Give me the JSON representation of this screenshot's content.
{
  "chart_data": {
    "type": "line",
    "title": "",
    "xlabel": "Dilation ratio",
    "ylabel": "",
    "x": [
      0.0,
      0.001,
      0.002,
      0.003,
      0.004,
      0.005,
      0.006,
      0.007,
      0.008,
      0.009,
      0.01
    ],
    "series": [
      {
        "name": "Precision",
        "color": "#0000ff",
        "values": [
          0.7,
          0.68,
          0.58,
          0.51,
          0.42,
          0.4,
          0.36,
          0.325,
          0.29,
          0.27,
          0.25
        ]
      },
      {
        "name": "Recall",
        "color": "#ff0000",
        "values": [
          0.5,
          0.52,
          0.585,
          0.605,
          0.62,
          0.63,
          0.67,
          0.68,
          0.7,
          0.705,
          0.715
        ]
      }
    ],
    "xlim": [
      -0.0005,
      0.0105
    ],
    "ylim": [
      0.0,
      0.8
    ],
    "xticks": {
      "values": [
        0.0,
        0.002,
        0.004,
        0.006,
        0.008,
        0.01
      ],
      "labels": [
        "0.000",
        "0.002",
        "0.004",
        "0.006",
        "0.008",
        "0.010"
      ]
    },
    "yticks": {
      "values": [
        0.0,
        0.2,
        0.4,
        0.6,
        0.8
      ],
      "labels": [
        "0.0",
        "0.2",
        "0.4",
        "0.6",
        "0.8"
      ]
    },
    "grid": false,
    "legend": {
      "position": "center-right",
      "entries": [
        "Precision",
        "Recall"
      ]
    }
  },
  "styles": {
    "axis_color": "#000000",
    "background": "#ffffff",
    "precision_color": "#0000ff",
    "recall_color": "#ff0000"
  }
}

---------------

### WRITTEN REQUEST
Write out the material from the first line to the last, exactly.

### ANSWER TO THE EXERCISE
Give me the JSON representation of this screenshot's content.
{
  "chart_data": {
    "type": "line",
    "title": "",
    "xlabel": "Dilation ratio",
    "ylabel": "",
    "x": [
      0.0,
      0.001,
      0.002,
      0.003,
      0.004,
      0.005,
      0.006,
      0.007,
      0.008,
      0.009,
      0.01
    ],
    "series": [
      {
        "name": "Precision",
        "color": "#0000ff",
        "values": [
          0.7,
          0.68,
          0.58,
          0.51,
          0.42,
          0.4,
          0.36,
          0.325,
          0.29,
          0.27,
          0.25
        ]
      },
      {
        "name": "Recall",
        "color": "#ff0000",
        "values": [
          0.5,
          0.52,
          0.585,
          0.605,
          0.62,
          0.63,
          0.67,
          0.68,
          0.7,
          0.705,
          0.715
        ]
      }
    ],
    "xlim": [
      -0.0005,
      0.0105
    ],
    "ylim": [
      0.0,
      0.8
    ],
    "xticks": {
      "values": [
        0.0,
        0.002,
        0.004,
        0.006,
        0.008,
        0.01
      ],
      "labels": [
        "0.000",
        "0.002",
        "0.004",
        "0.006",
        "0.008",
        "0.010"
      ]
    },
    "yticks": {
      "values": [
        0.0,
        0.2,
        0.4,
        0.6,
        0.8
      ],
      "labels": [
        "0.0",
        "0.2",
        "0.4",
        "0.6",
        "0.8"
      ]
    },
    "grid": false,
    "legend": {
      "position": "center-right",
      "entries": [
        "Precision",
        "Recall"
      ]
    }
  },
  "styles": {
    "axis_color": "#000000",
    "background": "#ffffff",
    "precision_color": "#0000ff",
    "recall_color": "#ff0000"
  }
}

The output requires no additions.